BEGIN Listed records

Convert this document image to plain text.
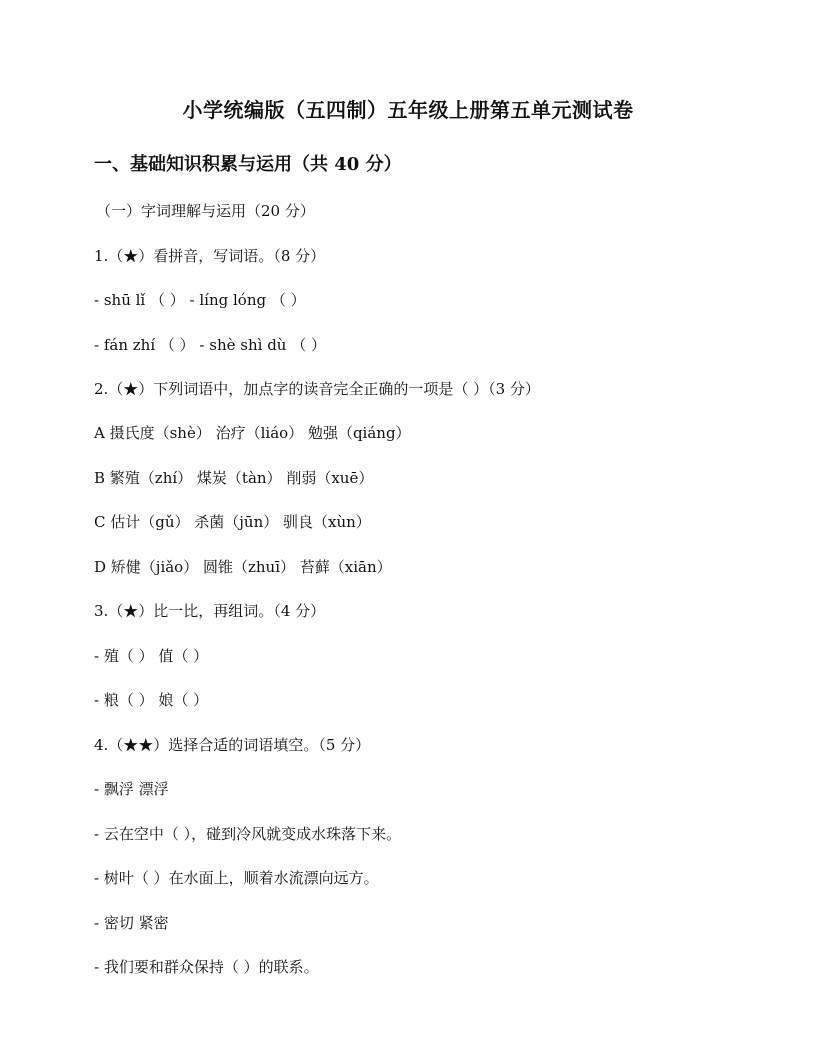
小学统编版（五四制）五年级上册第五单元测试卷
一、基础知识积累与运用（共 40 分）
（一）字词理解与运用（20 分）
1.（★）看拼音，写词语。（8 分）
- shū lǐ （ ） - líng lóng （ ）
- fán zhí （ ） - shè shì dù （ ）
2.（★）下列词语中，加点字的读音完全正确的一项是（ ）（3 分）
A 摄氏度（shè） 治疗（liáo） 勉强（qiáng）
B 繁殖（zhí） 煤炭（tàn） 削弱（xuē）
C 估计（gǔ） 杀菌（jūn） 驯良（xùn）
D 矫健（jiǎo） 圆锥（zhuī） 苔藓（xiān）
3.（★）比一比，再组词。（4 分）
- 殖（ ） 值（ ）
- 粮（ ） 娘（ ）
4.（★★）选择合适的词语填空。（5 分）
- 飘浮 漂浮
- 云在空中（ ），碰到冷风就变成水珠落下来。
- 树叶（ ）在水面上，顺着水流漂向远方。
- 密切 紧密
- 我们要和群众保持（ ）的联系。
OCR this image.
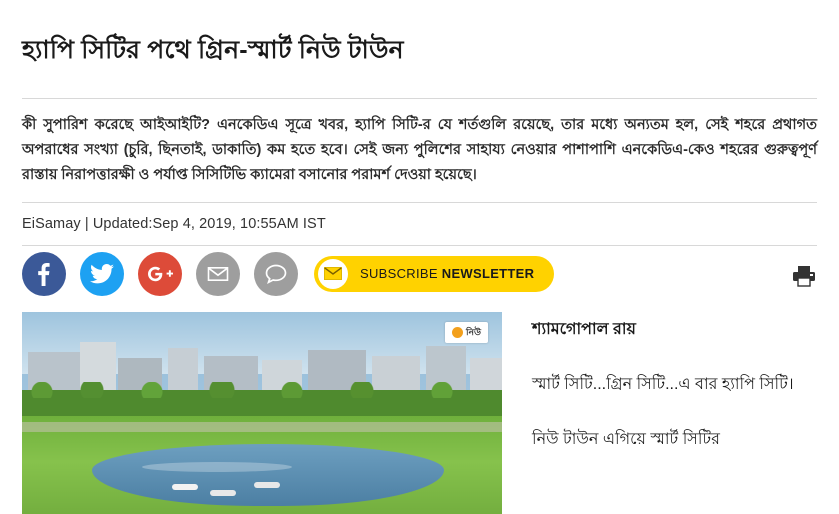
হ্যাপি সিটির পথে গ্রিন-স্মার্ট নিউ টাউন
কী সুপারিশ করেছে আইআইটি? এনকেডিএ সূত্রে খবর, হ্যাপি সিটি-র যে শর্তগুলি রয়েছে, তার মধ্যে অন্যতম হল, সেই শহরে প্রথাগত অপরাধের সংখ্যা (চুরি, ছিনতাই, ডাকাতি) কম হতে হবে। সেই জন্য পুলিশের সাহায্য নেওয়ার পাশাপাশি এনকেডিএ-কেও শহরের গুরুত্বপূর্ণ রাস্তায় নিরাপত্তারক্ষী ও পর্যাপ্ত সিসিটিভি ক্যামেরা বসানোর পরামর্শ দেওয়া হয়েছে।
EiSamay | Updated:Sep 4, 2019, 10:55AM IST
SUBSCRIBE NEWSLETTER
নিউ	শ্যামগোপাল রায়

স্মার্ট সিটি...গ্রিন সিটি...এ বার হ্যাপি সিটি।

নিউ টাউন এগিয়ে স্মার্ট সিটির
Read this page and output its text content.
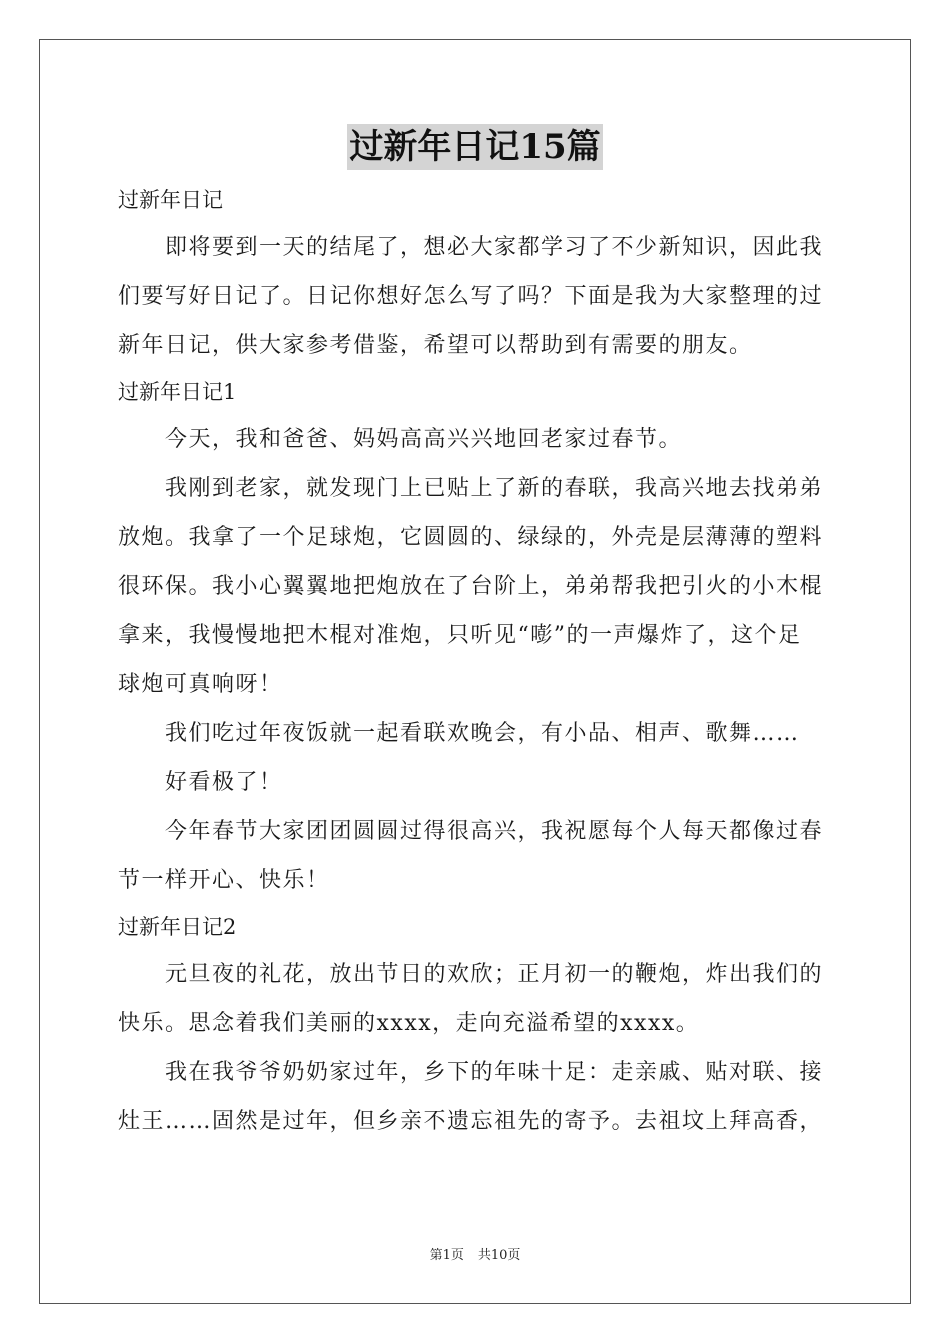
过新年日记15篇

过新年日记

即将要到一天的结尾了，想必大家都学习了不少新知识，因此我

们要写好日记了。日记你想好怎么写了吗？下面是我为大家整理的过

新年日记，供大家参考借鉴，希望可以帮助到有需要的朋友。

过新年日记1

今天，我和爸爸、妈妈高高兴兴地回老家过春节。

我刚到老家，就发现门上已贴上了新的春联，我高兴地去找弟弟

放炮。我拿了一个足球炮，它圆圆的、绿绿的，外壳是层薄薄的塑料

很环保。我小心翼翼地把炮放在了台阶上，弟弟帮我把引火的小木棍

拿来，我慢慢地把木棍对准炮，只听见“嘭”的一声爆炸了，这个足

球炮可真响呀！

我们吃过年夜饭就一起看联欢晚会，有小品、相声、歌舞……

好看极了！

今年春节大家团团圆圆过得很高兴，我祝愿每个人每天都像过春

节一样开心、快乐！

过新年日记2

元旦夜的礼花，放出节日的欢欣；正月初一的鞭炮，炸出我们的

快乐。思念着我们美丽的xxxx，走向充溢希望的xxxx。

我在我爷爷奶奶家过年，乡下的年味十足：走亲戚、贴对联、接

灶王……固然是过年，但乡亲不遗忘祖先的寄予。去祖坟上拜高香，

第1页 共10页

END Listed records

◆ Exercise task ◆
Would you return the data exactly as written, without the pictures?

◆ Result of this task ◆
Convert this document image to plain text.
小学统编版（五四制）五年级上册第五单元测试卷
一、基础知识积累与运用（共 40 分）
（一）字词理解与运用（20 分）
1.（★）看拼音，写词语。（8 分）
- shū lǐ （ ） - líng lóng （ ）
- fán zhí （ ） - shè shì dù （ ）
2.（★）下列词语中，加点字的读音完全正确的一项是（ ）（3 分）
A 摄氏度（shè） 治疗（liáo） 勉强（qiáng）
B 繁殖（zhí） 煤炭（tàn） 削弱（xuē）
C 估计（gǔ） 杀菌（jūn） 驯良（xùn）
D 矫健（jiǎo） 圆锥（zhuī） 苔藓（xiān）
3.（★）比一比，再组词。（4 分）
- 殖（ ） 值（ ）
- 粮（ ） 娘（ ）
4.（★★）选择合适的词语填空。（5 分）
- 飘浮 漂浮
- 云在空中（ ），碰到冷风就变成水珠落下来。
- 树叶（ ）在水面上，顺着水流漂向远方。
- 密切 紧密
- 我们要和群众保持（ ）的联系。
OCR this image.
হ্যাপি সিটির পথে গ্রিন-স্মার্ট নিউ টাউন
কী সুপারিশ করেছে আইআইটি? এনকেডিএ সূত্রে খবর, হ্যাপি সিটি-র যে শর্তগুলি রয়েছে, তার মধ্যে অন্যতম হল, সেই শহরে প্রথাগত অপরাধের সংখ্যা (চুরি, ছিনতাই, ডাকাতি) কম হতে হবে। সেই জন্য পুলিশের সাহায্য নেওয়ার পাশাপাশি এনকেডিএ-কেও শহরের গুরুত্বপূর্ণ রাস্তায় নিরাপত্তারক্ষী ও পর্যাপ্ত সিসিটিভি ক্যামেরা বসানোর পরামর্শ দেওয়া হয়েছে।
EiSamay | Updated:Sep 4, 2019, 10:55AM IST
SUBSCRIBE NEWSLETTER
নিউ	শ্যামগোপাল রায়

স্মার্ট সিটি...গ্রিন সিটি...এ বার হ্যাপি সিটি।

নিউ টাউন এগিয়ে স্মার্ট সিটির
Read this page and output its text content.
过新年日记15篇

过新年日记

即将要到一天的结尾了，想必大家都学习了不少新知识，因此我

们要写好日记了。日记你想好怎么写了吗？下面是我为大家整理的过

新年日记，供大家参考借鉴，希望可以帮助到有需要的朋友。

过新年日记1

今天，我和爸爸、妈妈高高兴兴地回老家过春节。

我刚到老家，就发现门上已贴上了新的春联，我高兴地去找弟弟

放炮。我拿了一个足球炮，它圆圆的、绿绿的，外壳是层薄薄的塑料

很环保。我小心翼翼地把炮放在了台阶上，弟弟帮我把引火的小木棍

拿来，我慢慢地把木棍对准炮，只听见“嘭”的一声爆炸了，这个足

球炮可真响呀！

我们吃过年夜饭就一起看联欢晚会，有小品、相声、歌舞……

好看极了！

今年春节大家团团圆圆过得很高兴，我祝愿每个人每天都像过春

节一样开心、快乐！

过新年日记2

元旦夜的礼花，放出节日的欢欣；正月初一的鞭炮，炸出我们的

快乐。思念着我们美丽的xxxx，走向充溢希望的xxxx。

我在我爷爷奶奶家过年，乡下的年味十足：走亲戚、贴对联、接

灶王……固然是过年，但乡亲不遗忘祖先的寄予。去祖坟上拜高香，

第1页 共10页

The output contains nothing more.